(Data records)
● ● ● ●

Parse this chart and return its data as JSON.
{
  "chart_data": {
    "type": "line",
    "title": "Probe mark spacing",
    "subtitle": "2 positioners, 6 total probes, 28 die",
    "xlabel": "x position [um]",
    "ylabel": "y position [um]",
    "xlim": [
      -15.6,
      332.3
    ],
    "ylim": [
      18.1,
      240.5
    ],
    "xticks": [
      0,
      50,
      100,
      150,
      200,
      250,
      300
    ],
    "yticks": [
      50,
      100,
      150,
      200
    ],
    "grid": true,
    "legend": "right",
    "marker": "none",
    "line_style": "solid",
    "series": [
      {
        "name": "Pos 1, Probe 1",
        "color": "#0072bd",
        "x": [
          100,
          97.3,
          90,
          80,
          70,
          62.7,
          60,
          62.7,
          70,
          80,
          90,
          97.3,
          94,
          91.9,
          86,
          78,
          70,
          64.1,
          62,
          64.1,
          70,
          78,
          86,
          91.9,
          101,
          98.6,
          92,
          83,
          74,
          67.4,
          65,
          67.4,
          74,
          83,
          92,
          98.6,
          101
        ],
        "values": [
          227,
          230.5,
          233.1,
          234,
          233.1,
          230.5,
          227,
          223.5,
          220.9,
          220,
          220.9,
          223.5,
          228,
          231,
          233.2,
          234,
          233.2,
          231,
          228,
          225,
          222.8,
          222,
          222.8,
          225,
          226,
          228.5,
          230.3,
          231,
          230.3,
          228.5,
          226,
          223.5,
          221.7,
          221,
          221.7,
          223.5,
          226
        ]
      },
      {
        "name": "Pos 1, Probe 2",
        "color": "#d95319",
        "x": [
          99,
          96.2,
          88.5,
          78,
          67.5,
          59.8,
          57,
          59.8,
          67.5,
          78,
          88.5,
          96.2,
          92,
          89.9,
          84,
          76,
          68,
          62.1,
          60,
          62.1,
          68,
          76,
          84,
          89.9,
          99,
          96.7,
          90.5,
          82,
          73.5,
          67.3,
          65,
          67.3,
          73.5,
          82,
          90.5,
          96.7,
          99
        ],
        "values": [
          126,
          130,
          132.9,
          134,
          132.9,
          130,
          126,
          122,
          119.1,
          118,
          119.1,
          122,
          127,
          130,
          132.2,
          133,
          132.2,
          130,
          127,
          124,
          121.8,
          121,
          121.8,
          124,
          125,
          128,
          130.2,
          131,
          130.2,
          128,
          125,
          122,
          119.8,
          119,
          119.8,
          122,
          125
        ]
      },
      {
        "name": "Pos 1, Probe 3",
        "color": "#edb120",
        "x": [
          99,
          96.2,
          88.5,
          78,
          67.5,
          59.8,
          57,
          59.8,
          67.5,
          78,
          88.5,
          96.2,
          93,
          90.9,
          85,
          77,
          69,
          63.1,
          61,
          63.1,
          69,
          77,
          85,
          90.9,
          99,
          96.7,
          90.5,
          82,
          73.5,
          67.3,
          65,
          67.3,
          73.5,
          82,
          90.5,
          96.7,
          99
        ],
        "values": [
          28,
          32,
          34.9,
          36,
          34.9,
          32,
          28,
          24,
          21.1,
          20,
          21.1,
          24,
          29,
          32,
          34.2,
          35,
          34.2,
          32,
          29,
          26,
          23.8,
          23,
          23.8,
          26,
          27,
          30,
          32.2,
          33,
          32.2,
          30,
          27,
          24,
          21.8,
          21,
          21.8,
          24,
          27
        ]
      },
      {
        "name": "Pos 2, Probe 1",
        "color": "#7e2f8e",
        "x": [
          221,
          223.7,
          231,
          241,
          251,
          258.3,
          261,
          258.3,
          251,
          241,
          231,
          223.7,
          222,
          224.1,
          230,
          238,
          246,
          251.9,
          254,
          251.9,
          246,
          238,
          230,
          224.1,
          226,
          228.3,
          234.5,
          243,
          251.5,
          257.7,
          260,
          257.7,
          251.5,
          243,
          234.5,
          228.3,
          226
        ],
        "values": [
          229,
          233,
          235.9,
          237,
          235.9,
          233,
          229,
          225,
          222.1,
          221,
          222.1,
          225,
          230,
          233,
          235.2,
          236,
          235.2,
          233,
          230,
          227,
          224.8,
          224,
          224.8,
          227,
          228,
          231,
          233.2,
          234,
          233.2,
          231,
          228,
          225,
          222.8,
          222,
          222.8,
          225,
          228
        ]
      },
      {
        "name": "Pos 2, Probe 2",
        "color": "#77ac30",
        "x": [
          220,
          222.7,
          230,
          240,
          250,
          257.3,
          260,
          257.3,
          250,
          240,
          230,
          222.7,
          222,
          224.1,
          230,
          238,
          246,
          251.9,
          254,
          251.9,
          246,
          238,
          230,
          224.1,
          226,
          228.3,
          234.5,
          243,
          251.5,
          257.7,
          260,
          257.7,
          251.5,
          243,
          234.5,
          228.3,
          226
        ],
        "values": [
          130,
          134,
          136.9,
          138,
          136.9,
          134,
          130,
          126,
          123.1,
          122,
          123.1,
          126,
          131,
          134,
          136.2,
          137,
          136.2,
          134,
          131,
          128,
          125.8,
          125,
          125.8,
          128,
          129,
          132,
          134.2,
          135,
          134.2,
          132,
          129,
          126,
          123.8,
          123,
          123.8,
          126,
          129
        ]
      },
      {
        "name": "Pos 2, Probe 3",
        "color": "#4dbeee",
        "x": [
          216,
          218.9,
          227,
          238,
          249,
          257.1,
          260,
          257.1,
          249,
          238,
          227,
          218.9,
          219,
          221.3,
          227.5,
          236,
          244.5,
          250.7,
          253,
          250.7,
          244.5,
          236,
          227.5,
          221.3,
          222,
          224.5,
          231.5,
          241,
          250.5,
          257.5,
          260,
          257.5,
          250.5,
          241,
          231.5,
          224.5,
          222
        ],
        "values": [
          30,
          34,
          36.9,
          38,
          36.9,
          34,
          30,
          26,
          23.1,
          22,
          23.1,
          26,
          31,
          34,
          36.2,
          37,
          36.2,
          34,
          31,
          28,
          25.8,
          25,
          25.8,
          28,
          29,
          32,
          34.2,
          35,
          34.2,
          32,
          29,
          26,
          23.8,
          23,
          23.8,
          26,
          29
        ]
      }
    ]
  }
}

● ● ● ●

_INSTRUCTIONS TO FOLLOW_
Retype the material in full. Each word must match.

_EXERCISE RESULT_
Parse this chart and return its data as JSON.
{
  "chart_data": {
    "type": "line",
    "title": "Probe mark spacing",
    "subtitle": "2 positioners, 6 total probes, 28 die",
    "xlabel": "x position [um]",
    "ylabel": "y position [um]",
    "xlim": [
      -15.6,
      332.3
    ],
    "ylim": [
      18.1,
      240.5
    ],
    "xticks": [
      0,
      50,
      100,
      150,
      200,
      250,
      300
    ],
    "yticks": [
      50,
      100,
      150,
      200
    ],
    "grid": true,
    "legend": "right",
    "marker": "none",
    "line_style": "solid",
    "series": [
      {
        "name": "Pos 1, Probe 1",
        "color": "#0072bd",
        "x": [
          100,
          97.3,
          90,
          80,
          70,
          62.7,
          60,
          62.7,
          70,
          80,
          90,
          97.3,
          94,
          91.9,
          86,
          78,
          70,
          64.1,
          62,
          64.1,
          70,
          78,
          86,
          91.9,
          101,
          98.6,
          92,
          83,
          74,
          67.4,
          65,
          67.4,
          74,
          83,
          92,
          98.6,
          101
        ],
        "values": [
          227,
          230.5,
          233.1,
          234,
          233.1,
          230.5,
          227,
          223.5,
          220.9,
          220,
          220.9,
          223.5,
          228,
          231,
          233.2,
          234,
          233.2,
          231,
          228,
          225,
          222.8,
          222,
          222.8,
          225,
          226,
          228.5,
          230.3,
          231,
          230.3,
          228.5,
          226,
          223.5,
          221.7,
          221,
          221.7,
          223.5,
          226
        ]
      },
      {
        "name": "Pos 1, Probe 2",
        "color": "#d95319",
        "x": [
          99,
          96.2,
          88.5,
          78,
          67.5,
          59.8,
          57,
          59.8,
          67.5,
          78,
          88.5,
          96.2,
          92,
          89.9,
          84,
          76,
          68,
          62.1,
          60,
          62.1,
          68,
          76,
          84,
          89.9,
          99,
          96.7,
          90.5,
          82,
          73.5,
          67.3,
          65,
          67.3,
          73.5,
          82,
          90.5,
          96.7,
          99
        ],
        "values": [
          126,
          130,
          132.9,
          134,
          132.9,
          130,
          126,
          122,
          119.1,
          118,
          119.1,
          122,
          127,
          130,
          132.2,
          133,
          132.2,
          130,
          127,
          124,
          121.8,
          121,
          121.8,
          124,
          125,
          128,
          130.2,
          131,
          130.2,
          128,
          125,
          122,
          119.8,
          119,
          119.8,
          122,
          125
        ]
      },
      {
        "name": "Pos 1, Probe 3",
        "color": "#edb120",
        "x": [
          99,
          96.2,
          88.5,
          78,
          67.5,
          59.8,
          57,
          59.8,
          67.5,
          78,
          88.5,
          96.2,
          93,
          90.9,
          85,
          77,
          69,
          63.1,
          61,
          63.1,
          69,
          77,
          85,
          90.9,
          99,
          96.7,
          90.5,
          82,
          73.5,
          67.3,
          65,
          67.3,
          73.5,
          82,
          90.5,
          96.7,
          99
        ],
        "values": [
          28,
          32,
          34.9,
          36,
          34.9,
          32,
          28,
          24,
          21.1,
          20,
          21.1,
          24,
          29,
          32,
          34.2,
          35,
          34.2,
          32,
          29,
          26,
          23.8,
          23,
          23.8,
          26,
          27,
          30,
          32.2,
          33,
          32.2,
          30,
          27,
          24,
          21.8,
          21,
          21.8,
          24,
          27
        ]
      },
      {
        "name": "Pos 2, Probe 1",
        "color": "#7e2f8e",
        "x": [
          221,
          223.7,
          231,
          241,
          251,
          258.3,
          261,
          258.3,
          251,
          241,
          231,
          223.7,
          222,
          224.1,
          230,
          238,
          246,
          251.9,
          254,
          251.9,
          246,
          238,
          230,
          224.1,
          226,
          228.3,
          234.5,
          243,
          251.5,
          257.7,
          260,
          257.7,
          251.5,
          243,
          234.5,
          228.3,
          226
        ],
        "values": [
          229,
          233,
          235.9,
          237,
          235.9,
          233,
          229,
          225,
          222.1,
          221,
          222.1,
          225,
          230,
          233,
          235.2,
          236,
          235.2,
          233,
          230,
          227,
          224.8,
          224,
          224.8,
          227,
          228,
          231,
          233.2,
          234,
          233.2,
          231,
          228,
          225,
          222.8,
          222,
          222.8,
          225,
          228
        ]
      },
      {
        "name": "Pos 2, Probe 2",
        "color": "#77ac30",
        "x": [
          220,
          222.7,
          230,
          240,
          250,
          257.3,
          260,
          257.3,
          250,
          240,
          230,
          222.7,
          222,
          224.1,
          230,
          238,
          246,
          251.9,
          254,
          251.9,
          246,
          238,
          230,
          224.1,
          226,
          228.3,
          234.5,
          243,
          251.5,
          257.7,
          260,
          257.7,
          251.5,
          243,
          234.5,
          228.3,
          226
        ],
        "values": [
          130,
          134,
          136.9,
          138,
          136.9,
          134,
          130,
          126,
          123.1,
          122,
          123.1,
          126,
          131,
          134,
          136.2,
          137,
          136.2,
          134,
          131,
          128,
          125.8,
          125,
          125.8,
          128,
          129,
          132,
          134.2,
          135,
          134.2,
          132,
          129,
          126,
          123.8,
          123,
          123.8,
          126,
          129
        ]
      },
      {
        "name": "Pos 2, Probe 3",
        "color": "#4dbeee",
        "x": [
          216,
          218.9,
          227,
          238,
          249,
          257.1,
          260,
          257.1,
          249,
          238,
          227,
          218.9,
          219,
          221.3,
          227.5,
          236,
          244.5,
          250.7,
          253,
          250.7,
          244.5,
          236,
          227.5,
          221.3,
          222,
          224.5,
          231.5,
          241,
          250.5,
          257.5,
          260,
          257.5,
          250.5,
          241,
          231.5,
          224.5,
          222
        ],
        "values": [
          30,
          34,
          36.9,
          38,
          36.9,
          34,
          30,
          26,
          23.1,
          22,
          23.1,
          26,
          31,
          34,
          36.2,
          37,
          36.2,
          34,
          31,
          28,
          25.8,
          25,
          25.8,
          28,
          29,
          32,
          34.2,
          35,
          34.2,
          32,
          29,
          26,
          23.8,
          23,
          23.8,
          26,
          29
        ]
      }
    ]
  }
}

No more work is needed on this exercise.